──────── Input material ────────
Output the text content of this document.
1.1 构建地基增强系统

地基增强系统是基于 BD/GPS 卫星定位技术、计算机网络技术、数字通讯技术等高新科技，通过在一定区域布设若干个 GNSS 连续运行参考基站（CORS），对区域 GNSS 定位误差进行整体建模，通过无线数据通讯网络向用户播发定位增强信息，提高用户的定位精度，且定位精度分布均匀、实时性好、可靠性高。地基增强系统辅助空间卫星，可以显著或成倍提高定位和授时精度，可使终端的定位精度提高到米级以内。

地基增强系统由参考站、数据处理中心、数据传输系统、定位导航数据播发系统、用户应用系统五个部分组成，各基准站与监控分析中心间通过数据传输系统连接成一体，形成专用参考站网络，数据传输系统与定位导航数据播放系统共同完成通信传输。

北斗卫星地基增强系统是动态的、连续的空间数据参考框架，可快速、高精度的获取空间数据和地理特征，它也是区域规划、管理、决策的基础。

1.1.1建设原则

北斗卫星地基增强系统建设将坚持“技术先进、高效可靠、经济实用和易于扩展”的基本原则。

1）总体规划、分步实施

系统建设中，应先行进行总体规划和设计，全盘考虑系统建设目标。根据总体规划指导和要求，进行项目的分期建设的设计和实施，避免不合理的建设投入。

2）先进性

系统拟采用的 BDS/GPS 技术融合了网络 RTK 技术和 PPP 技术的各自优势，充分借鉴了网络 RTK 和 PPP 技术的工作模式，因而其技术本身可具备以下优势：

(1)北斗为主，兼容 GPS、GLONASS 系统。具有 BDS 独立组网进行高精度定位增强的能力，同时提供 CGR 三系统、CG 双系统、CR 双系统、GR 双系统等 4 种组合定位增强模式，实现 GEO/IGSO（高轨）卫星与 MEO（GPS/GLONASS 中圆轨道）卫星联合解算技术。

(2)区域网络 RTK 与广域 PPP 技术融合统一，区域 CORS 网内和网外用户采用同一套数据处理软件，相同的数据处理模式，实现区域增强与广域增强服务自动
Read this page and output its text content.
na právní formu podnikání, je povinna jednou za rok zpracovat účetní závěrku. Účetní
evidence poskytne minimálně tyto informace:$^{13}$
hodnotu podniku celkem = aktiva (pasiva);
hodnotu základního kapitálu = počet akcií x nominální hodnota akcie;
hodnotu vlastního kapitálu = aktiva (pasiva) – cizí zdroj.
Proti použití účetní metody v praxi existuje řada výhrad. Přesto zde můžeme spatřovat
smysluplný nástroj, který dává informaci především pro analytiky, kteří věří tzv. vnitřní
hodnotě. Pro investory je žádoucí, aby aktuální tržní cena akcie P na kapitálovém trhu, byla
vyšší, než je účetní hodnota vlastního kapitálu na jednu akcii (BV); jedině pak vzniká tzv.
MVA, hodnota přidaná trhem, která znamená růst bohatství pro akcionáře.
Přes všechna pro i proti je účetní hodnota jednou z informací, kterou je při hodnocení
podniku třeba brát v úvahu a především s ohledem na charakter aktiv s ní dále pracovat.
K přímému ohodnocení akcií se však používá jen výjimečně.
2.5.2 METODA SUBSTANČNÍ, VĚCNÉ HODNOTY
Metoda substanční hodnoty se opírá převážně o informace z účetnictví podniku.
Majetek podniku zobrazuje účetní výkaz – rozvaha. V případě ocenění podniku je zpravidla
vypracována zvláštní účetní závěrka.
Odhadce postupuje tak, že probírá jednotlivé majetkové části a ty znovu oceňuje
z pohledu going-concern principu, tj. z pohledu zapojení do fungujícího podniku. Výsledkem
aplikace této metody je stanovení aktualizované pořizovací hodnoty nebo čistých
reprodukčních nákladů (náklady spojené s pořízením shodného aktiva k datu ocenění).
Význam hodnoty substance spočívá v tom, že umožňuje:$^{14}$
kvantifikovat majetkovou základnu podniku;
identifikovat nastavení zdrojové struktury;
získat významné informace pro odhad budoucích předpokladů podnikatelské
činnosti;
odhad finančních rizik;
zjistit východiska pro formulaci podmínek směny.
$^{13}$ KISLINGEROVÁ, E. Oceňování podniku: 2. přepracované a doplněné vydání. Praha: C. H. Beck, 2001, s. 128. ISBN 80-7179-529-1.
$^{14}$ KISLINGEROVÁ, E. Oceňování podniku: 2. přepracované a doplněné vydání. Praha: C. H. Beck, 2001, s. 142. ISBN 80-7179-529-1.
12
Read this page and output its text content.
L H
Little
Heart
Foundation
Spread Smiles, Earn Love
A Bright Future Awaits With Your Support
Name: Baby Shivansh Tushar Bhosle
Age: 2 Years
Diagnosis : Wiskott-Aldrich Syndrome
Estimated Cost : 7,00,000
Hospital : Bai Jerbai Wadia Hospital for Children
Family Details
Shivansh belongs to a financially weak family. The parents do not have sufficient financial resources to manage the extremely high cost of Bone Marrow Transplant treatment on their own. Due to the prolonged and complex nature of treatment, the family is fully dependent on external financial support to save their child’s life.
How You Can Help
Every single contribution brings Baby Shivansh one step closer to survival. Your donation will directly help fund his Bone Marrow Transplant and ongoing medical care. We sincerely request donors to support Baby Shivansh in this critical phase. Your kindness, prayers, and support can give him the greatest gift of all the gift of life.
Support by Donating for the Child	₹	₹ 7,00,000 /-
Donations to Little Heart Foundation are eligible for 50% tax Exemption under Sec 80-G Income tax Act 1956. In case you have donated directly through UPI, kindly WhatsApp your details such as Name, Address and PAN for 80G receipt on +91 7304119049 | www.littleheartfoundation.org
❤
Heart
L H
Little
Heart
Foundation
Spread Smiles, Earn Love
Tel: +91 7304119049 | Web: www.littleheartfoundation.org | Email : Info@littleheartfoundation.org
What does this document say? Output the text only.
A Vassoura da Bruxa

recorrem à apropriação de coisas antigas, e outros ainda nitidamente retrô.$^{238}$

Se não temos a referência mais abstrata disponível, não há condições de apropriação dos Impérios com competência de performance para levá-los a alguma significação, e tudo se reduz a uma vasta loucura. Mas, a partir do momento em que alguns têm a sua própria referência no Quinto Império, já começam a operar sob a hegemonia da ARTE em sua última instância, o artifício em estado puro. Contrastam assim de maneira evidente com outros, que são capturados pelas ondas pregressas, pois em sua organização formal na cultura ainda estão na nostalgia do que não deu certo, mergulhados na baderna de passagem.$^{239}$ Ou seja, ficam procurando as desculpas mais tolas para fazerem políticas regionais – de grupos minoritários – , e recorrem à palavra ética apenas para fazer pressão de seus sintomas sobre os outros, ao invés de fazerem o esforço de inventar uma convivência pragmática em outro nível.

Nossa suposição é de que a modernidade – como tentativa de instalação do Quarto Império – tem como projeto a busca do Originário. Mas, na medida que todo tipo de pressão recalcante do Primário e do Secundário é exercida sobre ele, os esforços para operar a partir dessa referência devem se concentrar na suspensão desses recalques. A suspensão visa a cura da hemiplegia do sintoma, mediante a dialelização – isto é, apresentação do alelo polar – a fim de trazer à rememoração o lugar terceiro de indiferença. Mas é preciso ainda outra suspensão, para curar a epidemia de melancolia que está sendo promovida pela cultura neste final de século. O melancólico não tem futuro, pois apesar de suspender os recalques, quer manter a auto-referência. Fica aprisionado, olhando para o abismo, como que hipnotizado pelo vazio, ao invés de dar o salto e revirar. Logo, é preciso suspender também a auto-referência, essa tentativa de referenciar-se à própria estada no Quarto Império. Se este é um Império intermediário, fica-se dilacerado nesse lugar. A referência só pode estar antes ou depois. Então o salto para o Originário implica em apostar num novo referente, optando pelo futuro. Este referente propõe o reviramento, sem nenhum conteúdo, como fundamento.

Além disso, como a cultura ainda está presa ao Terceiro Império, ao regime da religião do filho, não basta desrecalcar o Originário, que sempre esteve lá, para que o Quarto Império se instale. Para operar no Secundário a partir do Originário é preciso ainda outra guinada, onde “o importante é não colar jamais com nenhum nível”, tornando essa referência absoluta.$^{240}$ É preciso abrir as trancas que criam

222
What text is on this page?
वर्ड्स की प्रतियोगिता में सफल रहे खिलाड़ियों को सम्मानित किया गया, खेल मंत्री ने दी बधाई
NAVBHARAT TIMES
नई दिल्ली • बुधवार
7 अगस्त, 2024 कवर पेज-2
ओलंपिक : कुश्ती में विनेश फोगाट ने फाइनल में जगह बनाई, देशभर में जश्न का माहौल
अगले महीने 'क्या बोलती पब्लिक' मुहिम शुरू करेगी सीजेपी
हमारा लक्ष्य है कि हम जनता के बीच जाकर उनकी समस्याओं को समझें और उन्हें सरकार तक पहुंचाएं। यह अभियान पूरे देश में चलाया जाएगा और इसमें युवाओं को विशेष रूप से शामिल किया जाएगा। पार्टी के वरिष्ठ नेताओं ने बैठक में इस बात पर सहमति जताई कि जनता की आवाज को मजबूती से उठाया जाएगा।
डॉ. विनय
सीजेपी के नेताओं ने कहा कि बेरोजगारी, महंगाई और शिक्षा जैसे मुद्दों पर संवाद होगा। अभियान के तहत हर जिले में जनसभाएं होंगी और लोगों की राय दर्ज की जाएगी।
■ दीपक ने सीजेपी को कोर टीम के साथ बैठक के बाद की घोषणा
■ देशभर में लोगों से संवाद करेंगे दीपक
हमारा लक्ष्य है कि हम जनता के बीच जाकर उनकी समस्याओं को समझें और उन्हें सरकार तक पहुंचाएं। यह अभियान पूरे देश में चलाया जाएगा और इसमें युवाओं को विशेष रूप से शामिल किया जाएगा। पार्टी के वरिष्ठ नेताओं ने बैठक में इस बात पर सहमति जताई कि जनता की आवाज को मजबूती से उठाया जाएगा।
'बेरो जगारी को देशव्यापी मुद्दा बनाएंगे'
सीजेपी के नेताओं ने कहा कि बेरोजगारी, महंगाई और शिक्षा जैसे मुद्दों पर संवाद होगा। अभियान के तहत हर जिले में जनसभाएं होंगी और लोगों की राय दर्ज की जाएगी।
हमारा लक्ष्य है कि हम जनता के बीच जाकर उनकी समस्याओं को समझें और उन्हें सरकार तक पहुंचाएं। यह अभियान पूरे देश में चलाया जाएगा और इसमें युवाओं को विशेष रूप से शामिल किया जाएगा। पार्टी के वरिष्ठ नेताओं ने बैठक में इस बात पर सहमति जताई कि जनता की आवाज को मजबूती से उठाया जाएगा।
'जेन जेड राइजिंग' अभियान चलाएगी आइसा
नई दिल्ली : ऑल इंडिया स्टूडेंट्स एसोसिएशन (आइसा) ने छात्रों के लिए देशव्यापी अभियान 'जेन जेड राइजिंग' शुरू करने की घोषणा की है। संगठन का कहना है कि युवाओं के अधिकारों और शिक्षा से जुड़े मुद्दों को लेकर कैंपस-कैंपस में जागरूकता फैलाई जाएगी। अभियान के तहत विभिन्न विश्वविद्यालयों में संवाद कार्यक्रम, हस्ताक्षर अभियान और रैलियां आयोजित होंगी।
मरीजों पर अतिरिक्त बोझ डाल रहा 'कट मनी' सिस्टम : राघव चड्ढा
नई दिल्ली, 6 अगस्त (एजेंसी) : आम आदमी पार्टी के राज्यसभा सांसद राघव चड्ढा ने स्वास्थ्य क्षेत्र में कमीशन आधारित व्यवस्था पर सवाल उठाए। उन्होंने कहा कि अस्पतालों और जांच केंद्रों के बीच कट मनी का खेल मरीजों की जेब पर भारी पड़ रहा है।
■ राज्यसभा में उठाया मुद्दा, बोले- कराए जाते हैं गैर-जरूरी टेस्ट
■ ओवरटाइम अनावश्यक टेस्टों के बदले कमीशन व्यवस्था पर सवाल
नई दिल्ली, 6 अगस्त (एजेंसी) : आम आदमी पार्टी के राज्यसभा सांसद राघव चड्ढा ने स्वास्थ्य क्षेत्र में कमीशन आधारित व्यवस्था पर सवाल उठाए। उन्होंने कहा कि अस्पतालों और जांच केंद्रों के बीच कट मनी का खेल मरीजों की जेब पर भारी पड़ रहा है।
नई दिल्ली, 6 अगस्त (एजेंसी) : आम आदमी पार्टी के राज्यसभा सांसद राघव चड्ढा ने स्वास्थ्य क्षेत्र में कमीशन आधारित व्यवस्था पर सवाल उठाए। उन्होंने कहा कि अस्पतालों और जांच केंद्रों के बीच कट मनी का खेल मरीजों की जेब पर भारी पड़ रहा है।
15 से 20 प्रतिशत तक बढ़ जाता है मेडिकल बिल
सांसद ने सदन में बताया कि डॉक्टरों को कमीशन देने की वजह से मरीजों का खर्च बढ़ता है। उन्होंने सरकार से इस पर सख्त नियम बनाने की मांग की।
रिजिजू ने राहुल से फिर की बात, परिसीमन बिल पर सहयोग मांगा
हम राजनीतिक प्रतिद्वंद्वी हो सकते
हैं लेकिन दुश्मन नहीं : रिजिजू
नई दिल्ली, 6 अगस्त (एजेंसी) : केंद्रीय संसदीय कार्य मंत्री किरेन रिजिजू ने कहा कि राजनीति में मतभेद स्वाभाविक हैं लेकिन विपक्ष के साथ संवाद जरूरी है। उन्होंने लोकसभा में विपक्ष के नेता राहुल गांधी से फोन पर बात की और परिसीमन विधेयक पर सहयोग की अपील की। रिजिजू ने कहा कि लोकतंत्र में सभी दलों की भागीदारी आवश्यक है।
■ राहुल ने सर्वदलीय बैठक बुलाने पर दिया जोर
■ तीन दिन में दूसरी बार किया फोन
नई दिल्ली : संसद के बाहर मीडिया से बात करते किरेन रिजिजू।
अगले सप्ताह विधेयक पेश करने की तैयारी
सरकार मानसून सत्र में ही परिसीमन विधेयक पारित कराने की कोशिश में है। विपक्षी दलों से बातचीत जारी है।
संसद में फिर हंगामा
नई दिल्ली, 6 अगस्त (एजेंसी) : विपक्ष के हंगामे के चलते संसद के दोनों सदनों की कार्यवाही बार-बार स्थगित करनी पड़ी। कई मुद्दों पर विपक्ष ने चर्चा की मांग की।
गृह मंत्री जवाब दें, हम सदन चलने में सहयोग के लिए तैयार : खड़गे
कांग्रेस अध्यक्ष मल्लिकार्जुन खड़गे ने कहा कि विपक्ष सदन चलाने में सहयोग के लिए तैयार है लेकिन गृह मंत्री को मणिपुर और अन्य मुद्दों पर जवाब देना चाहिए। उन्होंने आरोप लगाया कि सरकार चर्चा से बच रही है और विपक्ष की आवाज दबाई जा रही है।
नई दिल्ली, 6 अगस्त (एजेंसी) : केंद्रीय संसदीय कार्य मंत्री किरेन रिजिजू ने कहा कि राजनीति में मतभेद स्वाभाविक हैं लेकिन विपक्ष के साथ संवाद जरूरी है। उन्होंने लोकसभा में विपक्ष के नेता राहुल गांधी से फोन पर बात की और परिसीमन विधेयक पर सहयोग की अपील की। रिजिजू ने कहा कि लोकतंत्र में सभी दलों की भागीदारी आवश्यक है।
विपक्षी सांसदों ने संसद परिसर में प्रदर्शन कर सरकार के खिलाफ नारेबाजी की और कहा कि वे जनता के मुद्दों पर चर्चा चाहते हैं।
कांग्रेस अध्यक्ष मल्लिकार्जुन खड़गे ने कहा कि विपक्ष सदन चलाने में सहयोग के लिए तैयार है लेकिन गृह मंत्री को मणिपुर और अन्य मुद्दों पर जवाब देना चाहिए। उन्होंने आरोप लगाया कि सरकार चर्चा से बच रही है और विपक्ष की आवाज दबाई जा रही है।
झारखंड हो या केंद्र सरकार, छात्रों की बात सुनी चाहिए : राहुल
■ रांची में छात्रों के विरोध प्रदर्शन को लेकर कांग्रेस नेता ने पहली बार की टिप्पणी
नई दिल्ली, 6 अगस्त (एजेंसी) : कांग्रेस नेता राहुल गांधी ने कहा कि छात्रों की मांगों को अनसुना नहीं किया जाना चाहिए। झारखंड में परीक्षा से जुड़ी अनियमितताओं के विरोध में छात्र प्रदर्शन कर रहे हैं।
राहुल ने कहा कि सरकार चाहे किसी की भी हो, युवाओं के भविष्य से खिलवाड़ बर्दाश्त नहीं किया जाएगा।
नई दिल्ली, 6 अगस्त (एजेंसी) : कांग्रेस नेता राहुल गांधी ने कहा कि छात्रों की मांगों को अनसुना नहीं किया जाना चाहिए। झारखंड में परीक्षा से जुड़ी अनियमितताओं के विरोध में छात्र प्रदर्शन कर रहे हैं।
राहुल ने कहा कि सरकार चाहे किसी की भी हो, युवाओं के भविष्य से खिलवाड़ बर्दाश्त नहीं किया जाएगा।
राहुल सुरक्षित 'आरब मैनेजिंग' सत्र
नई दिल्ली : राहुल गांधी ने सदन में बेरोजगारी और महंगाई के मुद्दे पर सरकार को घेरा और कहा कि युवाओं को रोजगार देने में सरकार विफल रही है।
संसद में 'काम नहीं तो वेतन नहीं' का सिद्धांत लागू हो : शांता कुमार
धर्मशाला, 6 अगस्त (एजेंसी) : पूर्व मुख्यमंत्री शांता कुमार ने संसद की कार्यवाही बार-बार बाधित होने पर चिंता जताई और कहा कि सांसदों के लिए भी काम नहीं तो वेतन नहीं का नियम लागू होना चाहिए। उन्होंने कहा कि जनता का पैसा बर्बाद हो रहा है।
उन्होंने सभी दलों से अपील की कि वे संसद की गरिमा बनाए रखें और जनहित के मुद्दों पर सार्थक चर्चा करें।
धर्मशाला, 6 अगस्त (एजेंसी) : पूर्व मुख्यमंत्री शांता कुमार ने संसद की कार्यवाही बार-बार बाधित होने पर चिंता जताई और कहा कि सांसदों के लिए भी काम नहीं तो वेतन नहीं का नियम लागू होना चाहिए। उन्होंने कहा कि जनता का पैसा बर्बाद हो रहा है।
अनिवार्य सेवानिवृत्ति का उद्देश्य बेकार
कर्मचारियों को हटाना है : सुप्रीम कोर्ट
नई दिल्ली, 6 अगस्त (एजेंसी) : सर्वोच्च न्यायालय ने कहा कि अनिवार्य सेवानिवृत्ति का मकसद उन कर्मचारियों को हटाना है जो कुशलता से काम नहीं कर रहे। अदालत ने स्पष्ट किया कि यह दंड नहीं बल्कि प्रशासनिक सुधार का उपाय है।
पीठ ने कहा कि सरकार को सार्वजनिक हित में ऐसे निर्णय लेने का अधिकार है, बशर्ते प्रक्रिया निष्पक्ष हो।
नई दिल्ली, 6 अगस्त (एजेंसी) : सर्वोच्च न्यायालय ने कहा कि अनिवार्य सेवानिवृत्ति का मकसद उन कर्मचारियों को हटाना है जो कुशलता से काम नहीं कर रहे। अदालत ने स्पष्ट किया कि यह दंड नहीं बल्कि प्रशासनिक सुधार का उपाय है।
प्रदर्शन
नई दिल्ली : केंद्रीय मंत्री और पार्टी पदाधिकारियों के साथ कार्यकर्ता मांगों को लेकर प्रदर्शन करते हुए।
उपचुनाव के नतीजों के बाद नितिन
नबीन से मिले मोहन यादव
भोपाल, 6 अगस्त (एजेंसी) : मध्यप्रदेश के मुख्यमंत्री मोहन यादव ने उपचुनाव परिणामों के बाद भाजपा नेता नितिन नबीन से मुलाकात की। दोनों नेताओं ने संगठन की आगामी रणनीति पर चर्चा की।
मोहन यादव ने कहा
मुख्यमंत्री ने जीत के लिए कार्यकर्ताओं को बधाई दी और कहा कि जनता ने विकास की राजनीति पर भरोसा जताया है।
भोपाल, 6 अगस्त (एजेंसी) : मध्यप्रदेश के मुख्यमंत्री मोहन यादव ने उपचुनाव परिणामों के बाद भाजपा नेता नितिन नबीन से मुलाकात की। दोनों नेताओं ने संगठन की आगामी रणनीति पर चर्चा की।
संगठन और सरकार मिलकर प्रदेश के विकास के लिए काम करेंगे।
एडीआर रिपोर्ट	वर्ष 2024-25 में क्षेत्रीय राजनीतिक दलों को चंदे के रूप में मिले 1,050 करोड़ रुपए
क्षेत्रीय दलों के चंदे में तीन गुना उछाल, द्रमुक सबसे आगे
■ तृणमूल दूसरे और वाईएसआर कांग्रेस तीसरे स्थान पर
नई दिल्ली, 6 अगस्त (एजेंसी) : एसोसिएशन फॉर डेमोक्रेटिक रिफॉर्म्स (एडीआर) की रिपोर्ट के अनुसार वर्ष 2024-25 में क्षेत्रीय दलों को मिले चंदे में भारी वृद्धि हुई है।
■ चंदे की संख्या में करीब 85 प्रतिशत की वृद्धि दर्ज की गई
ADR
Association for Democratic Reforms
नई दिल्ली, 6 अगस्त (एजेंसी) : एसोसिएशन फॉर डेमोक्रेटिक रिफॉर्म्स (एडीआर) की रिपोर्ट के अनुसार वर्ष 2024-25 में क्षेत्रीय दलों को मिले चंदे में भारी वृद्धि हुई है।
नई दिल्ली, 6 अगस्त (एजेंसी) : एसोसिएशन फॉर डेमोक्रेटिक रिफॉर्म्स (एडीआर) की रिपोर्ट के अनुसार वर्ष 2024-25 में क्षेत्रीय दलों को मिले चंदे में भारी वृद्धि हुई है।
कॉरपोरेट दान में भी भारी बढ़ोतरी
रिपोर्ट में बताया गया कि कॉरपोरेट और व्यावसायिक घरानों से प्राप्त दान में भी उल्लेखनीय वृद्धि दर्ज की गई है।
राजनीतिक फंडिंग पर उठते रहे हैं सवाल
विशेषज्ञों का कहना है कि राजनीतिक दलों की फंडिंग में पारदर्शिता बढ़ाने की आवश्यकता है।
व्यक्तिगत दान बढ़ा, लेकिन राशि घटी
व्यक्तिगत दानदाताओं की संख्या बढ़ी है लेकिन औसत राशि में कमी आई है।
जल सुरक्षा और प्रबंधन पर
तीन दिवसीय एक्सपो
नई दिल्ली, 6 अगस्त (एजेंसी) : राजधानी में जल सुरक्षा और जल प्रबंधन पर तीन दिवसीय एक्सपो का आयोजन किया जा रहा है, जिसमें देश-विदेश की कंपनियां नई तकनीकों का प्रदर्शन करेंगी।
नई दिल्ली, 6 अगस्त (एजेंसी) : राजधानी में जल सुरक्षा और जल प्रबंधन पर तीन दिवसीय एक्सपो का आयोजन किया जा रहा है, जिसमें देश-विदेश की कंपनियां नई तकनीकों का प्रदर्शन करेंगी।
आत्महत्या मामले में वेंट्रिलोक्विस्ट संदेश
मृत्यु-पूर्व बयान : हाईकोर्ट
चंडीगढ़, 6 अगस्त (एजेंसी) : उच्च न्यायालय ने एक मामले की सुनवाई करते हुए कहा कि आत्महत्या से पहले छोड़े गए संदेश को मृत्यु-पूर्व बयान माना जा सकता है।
────────
Collect every line from the records above that contains the word "Beck".

$^{13}$ KISLINGEROVÁ, E. Oceňování podniku: 2. přepracované a doplněné vydání. Praha: C. H. Beck, 2001, s. 128. ISBN 80-7179-529-1.
$^{14}$ KISLINGEROVÁ, E. Oceňování podniku: 2. přepracované a doplněné vydání. Praha: C. H. Beck, 2001, s. 142. ISBN 80-7179-529-1.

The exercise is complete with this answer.